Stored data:
━━━━━━━━━━

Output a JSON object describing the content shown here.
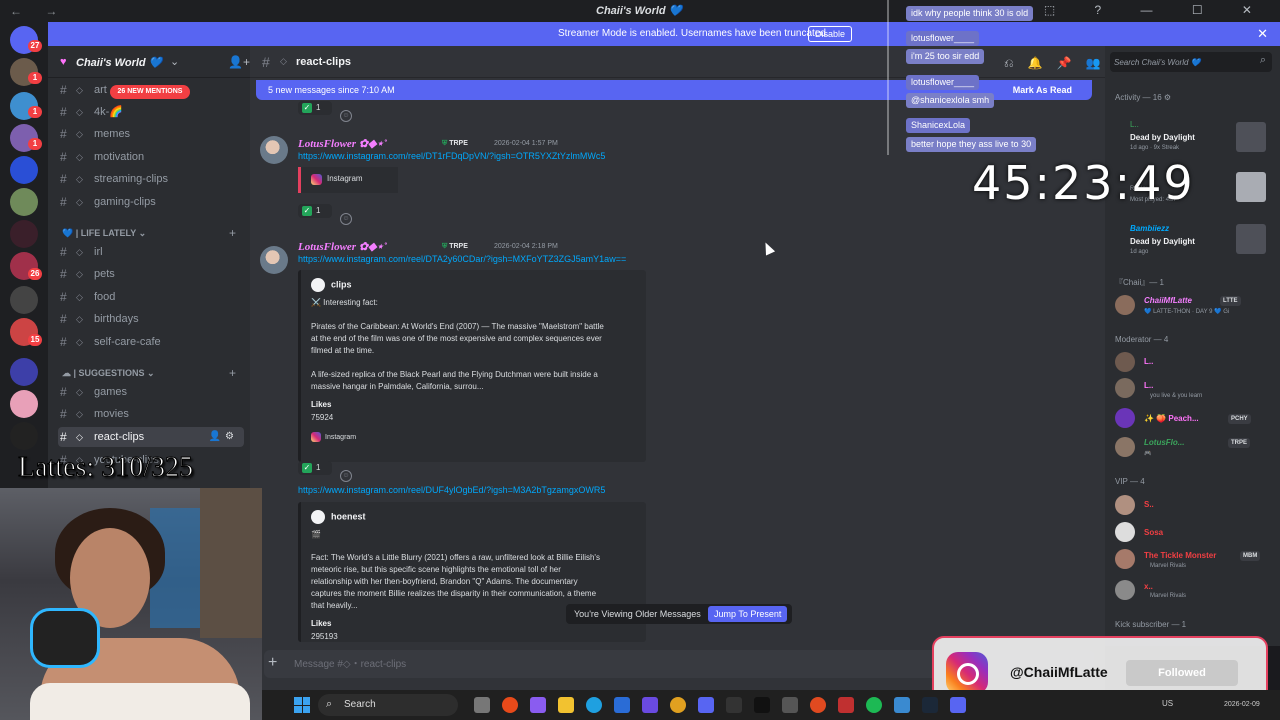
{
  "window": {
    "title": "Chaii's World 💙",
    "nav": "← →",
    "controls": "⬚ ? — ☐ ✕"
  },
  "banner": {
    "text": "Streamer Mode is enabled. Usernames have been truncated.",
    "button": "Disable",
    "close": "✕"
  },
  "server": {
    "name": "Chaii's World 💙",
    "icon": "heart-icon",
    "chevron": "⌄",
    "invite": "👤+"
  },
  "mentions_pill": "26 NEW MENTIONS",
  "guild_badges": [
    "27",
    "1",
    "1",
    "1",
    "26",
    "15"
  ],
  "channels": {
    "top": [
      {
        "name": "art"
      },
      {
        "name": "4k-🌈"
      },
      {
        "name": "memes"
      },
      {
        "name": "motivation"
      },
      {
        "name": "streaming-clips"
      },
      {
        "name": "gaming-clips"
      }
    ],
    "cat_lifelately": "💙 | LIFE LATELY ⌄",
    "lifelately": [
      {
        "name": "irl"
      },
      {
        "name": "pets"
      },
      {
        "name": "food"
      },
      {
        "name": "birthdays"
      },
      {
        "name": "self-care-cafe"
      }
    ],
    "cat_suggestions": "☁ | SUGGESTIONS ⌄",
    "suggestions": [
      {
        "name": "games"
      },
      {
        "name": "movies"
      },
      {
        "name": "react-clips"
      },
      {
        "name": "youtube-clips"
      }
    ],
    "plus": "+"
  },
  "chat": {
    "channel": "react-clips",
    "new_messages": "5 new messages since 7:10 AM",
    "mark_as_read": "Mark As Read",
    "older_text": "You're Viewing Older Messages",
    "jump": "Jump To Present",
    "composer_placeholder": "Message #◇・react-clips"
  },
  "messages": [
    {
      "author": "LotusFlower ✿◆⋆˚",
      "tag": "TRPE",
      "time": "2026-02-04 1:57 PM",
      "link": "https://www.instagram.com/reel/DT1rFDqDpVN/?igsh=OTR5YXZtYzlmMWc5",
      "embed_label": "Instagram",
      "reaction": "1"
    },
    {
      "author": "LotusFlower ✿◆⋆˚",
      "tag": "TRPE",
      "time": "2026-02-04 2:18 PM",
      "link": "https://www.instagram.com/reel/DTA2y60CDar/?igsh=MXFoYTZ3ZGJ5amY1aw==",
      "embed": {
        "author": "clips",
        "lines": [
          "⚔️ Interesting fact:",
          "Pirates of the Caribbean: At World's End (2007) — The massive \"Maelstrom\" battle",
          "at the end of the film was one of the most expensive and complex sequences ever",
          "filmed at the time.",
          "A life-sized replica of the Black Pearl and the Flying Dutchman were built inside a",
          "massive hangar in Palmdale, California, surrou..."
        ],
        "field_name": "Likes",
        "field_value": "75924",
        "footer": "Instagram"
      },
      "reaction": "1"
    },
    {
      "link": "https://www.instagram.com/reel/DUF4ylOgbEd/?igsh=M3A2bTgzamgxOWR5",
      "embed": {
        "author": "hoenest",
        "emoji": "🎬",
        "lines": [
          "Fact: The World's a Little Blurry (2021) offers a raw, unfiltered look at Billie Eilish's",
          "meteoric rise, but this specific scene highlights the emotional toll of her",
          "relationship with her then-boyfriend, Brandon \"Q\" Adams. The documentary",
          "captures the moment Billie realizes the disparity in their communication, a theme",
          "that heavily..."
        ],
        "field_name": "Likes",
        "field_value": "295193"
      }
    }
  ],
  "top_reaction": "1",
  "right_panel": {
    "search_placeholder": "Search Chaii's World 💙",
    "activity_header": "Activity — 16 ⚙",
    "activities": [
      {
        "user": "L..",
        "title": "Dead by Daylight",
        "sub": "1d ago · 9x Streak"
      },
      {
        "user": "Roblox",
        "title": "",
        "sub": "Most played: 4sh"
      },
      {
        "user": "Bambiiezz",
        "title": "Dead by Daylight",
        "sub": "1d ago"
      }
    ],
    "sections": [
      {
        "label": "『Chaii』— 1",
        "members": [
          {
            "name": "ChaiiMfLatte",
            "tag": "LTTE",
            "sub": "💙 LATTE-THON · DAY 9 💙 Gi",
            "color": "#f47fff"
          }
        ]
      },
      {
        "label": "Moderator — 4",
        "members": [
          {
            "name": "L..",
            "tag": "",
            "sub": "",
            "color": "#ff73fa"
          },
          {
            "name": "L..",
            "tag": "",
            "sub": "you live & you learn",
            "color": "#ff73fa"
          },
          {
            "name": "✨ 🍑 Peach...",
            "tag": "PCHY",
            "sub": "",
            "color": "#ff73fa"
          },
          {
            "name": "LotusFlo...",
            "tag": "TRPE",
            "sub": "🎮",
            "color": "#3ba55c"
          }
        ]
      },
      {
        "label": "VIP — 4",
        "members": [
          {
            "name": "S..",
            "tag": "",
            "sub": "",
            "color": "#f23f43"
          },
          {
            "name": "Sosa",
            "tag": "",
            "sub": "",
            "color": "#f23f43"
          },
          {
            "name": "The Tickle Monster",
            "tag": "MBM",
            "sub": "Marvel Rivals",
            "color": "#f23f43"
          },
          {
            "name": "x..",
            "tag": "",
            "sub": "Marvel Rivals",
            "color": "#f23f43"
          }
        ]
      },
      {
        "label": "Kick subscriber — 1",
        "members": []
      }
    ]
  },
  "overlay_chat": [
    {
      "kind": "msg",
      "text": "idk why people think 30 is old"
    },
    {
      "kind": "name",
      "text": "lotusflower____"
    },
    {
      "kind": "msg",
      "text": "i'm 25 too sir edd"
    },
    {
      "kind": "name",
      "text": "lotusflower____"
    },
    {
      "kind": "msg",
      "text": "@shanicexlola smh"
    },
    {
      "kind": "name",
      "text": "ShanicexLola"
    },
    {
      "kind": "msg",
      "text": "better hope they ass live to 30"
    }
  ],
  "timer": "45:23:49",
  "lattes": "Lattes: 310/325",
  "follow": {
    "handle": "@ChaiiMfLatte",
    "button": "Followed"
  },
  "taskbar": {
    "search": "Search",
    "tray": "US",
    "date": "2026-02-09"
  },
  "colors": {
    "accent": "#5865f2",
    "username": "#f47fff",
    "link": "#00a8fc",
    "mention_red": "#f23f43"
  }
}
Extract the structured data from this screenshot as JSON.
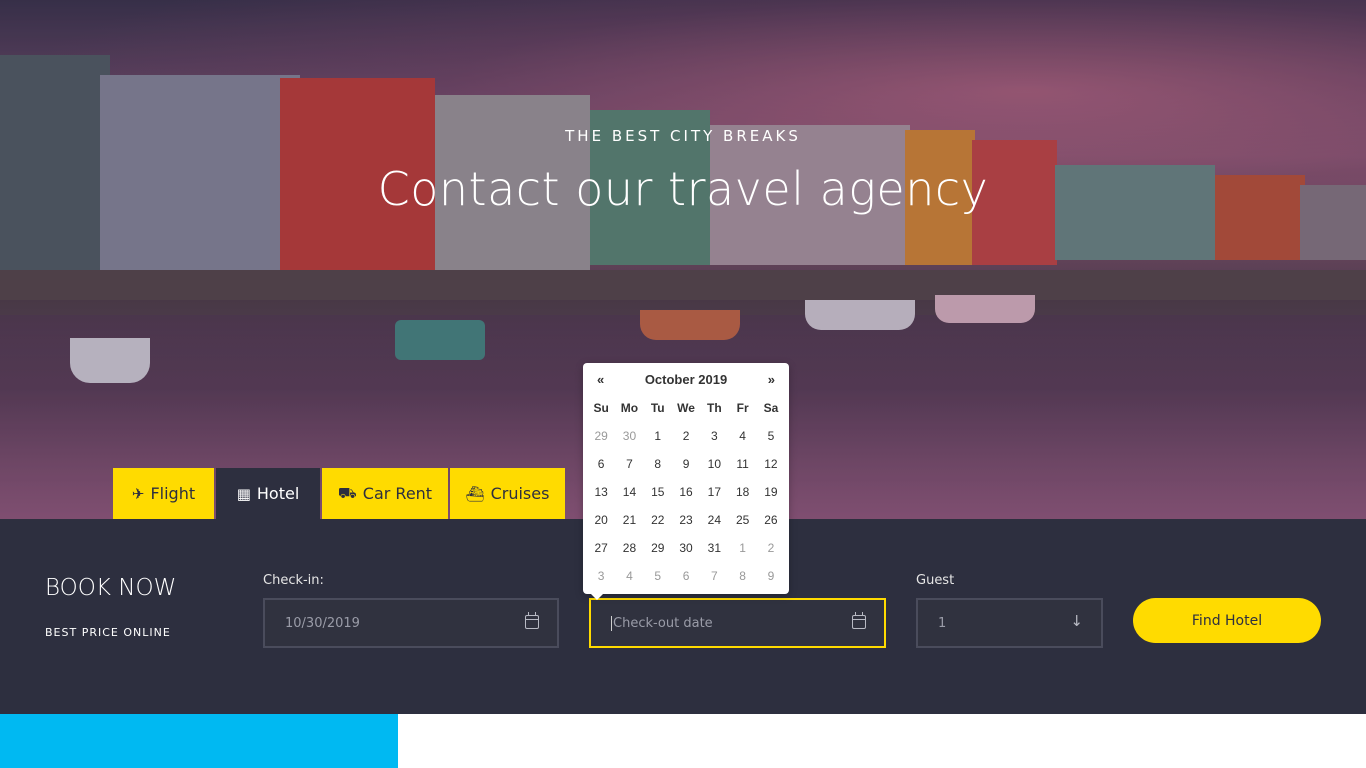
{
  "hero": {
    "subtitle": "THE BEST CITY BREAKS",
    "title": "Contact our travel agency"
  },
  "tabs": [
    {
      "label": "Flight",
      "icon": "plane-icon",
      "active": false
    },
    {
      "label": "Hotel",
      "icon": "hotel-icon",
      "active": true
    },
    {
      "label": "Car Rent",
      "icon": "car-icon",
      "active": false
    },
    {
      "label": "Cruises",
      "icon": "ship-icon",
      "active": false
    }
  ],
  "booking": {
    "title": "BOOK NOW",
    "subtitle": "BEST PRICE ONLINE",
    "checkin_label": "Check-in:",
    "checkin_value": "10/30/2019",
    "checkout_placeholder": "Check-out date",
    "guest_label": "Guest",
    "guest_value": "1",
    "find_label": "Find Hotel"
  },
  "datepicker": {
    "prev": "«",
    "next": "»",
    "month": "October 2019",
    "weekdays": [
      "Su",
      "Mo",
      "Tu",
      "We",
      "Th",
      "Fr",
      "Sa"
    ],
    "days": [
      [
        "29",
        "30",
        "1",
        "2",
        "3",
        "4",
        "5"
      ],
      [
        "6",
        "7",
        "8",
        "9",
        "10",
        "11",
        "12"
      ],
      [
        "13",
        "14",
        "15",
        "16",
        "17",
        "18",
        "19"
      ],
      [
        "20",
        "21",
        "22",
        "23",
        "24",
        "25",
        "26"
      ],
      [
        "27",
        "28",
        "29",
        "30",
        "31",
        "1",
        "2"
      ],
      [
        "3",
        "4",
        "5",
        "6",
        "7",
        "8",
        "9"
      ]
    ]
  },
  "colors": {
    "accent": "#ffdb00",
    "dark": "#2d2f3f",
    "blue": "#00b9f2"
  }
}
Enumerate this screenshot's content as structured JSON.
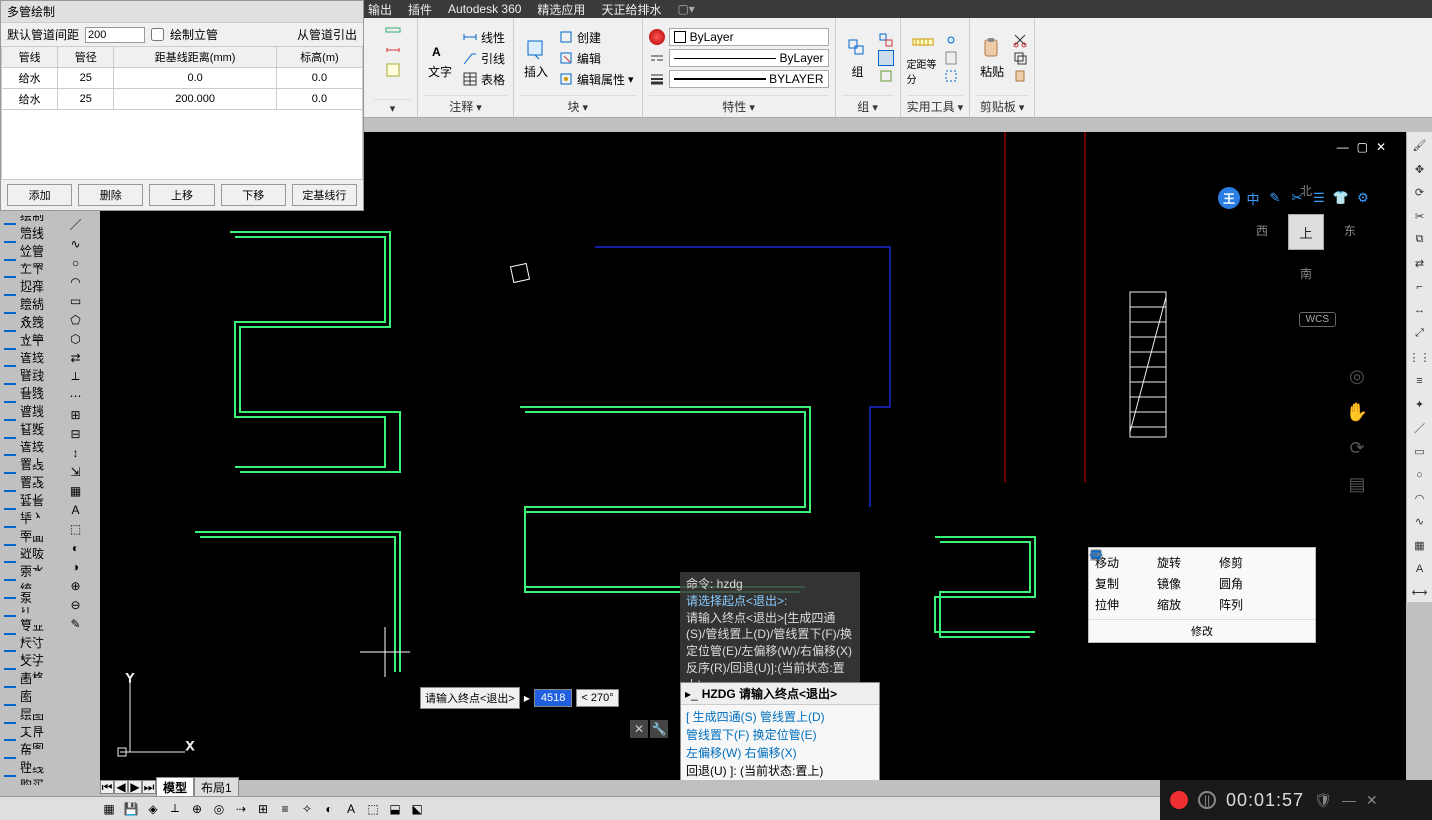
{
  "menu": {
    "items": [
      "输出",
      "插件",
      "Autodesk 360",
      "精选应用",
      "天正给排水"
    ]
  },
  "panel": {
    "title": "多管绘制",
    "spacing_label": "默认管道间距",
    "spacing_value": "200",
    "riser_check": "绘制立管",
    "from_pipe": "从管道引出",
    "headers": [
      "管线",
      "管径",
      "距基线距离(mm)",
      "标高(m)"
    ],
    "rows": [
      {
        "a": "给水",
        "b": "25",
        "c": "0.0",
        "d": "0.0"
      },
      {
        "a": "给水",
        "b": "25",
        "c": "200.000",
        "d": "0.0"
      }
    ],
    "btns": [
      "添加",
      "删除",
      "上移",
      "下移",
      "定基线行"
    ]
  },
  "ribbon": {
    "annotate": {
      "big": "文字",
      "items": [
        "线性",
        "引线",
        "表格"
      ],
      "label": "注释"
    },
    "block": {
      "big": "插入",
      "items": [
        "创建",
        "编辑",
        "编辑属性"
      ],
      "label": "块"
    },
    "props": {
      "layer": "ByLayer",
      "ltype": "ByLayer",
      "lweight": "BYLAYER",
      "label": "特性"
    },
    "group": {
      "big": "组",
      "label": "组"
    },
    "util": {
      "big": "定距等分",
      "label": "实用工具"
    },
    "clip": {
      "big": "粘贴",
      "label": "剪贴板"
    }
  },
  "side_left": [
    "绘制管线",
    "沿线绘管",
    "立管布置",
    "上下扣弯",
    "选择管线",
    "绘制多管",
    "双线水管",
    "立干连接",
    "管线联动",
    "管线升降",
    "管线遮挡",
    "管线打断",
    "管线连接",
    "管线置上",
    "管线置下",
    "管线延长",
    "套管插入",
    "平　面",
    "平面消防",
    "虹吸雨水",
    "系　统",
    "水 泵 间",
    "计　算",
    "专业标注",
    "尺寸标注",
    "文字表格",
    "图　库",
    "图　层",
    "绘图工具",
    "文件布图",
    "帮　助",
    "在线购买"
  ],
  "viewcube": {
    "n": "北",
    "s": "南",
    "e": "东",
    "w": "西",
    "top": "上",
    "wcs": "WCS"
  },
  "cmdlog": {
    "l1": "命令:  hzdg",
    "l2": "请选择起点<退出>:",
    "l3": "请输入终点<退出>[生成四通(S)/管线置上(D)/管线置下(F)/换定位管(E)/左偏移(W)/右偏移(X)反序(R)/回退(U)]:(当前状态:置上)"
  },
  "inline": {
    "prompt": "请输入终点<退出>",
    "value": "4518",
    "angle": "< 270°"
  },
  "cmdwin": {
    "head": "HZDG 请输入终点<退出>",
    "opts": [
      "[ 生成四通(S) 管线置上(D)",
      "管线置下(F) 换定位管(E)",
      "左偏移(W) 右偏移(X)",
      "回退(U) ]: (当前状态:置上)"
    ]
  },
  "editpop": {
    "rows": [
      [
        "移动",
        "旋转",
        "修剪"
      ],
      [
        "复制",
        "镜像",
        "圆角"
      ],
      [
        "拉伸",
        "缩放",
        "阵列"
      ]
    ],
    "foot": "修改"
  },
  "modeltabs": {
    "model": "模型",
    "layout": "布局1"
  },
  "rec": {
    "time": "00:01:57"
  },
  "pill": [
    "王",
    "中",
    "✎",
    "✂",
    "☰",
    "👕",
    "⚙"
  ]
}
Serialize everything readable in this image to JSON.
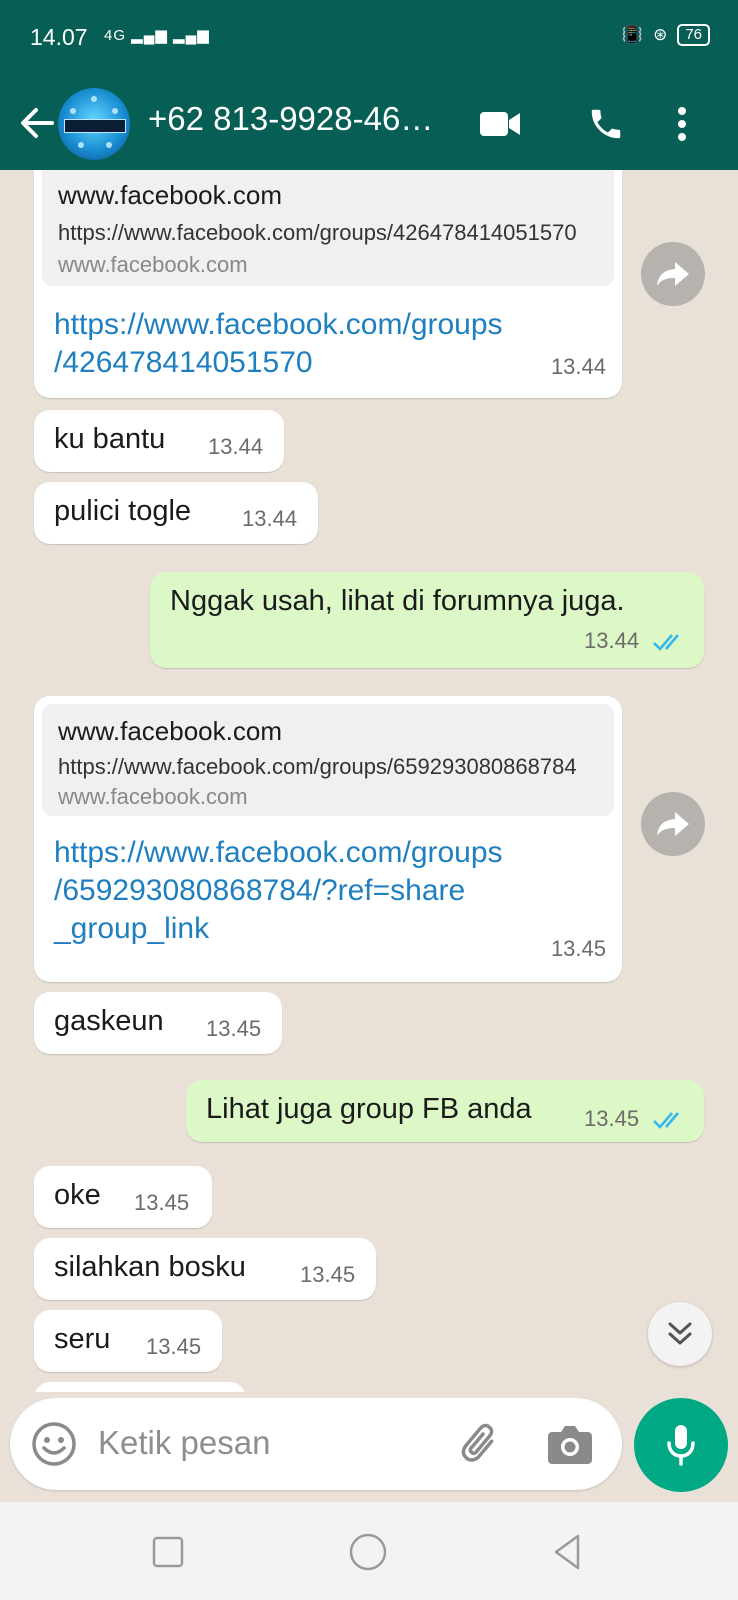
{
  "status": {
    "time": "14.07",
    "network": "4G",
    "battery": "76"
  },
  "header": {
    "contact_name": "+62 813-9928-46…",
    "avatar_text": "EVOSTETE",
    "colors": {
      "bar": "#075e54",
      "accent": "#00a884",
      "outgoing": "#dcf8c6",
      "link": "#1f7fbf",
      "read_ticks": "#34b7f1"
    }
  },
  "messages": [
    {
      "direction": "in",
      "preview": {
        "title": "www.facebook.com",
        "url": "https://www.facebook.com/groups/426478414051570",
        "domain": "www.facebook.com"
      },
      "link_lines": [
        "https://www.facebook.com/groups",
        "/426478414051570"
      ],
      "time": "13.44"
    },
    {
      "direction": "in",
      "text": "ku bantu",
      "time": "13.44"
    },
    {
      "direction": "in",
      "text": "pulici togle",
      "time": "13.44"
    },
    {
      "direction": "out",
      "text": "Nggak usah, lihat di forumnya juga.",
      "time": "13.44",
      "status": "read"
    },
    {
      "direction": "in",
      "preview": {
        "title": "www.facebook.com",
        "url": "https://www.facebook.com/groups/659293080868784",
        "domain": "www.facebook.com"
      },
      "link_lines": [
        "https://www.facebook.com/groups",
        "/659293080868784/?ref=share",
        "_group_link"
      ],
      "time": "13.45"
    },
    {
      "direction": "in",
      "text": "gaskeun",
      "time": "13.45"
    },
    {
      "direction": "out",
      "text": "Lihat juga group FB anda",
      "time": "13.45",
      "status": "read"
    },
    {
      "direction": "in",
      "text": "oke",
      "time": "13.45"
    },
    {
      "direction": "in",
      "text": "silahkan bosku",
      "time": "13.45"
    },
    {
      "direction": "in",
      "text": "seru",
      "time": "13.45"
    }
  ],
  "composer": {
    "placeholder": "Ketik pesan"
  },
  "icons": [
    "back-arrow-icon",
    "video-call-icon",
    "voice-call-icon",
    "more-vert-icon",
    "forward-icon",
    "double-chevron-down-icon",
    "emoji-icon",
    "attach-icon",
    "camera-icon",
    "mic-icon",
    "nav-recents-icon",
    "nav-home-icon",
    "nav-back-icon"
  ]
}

━━━━━━━━━━

§ **THE EXERCISE**
The answer is a single number, the count of lines in the records that contain the string "BEST".

§ **ANSWER TO THE PROBLEM**
2